**SHORT TASK**:
Collect all lines containing the word "Angeles" from the data.

(Stored data)

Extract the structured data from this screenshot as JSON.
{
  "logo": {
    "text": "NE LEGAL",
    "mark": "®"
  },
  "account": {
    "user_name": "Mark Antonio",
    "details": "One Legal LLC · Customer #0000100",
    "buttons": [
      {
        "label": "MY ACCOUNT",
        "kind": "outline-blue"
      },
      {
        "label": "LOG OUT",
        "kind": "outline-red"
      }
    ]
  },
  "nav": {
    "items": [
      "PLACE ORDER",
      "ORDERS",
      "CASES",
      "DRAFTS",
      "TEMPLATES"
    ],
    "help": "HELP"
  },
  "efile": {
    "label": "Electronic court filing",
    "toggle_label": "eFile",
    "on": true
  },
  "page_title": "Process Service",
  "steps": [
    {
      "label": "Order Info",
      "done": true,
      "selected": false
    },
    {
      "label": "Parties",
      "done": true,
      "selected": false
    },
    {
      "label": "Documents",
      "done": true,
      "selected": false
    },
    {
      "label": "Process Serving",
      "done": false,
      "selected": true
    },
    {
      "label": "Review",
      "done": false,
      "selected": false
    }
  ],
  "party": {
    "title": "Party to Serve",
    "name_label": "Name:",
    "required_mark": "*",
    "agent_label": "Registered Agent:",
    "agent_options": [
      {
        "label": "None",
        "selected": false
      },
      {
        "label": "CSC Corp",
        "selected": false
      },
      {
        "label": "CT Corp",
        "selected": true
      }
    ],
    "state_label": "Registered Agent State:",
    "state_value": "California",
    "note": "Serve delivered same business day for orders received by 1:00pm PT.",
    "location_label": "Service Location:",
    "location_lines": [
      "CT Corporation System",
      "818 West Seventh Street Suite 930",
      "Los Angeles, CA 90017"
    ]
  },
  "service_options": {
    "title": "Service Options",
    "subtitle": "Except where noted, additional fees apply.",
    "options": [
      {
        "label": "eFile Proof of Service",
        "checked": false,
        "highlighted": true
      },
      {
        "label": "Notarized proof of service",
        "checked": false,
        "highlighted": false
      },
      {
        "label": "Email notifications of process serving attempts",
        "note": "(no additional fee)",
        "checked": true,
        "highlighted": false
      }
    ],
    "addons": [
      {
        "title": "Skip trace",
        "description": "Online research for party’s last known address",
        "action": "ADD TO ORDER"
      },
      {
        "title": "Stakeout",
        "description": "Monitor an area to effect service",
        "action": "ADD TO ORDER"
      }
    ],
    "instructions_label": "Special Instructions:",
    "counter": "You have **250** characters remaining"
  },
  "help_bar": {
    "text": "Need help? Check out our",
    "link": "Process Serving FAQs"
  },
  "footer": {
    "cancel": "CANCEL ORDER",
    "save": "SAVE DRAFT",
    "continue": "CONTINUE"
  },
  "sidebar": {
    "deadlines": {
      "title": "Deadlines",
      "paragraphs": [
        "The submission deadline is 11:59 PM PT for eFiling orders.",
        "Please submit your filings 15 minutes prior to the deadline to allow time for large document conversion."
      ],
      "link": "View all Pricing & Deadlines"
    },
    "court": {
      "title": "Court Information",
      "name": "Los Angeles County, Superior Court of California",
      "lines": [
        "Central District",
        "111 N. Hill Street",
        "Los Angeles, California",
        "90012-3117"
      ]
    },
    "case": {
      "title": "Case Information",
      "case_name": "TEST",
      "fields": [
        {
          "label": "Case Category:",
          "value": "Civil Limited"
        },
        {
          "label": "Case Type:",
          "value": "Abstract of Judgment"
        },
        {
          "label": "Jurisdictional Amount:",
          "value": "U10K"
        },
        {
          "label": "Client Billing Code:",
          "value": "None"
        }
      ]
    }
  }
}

**FINISHED ANSWER**:
      "Los Angeles, CA 90017"
      "name": "Los Angeles County, Superior Court of California",
        "Los Angeles, California",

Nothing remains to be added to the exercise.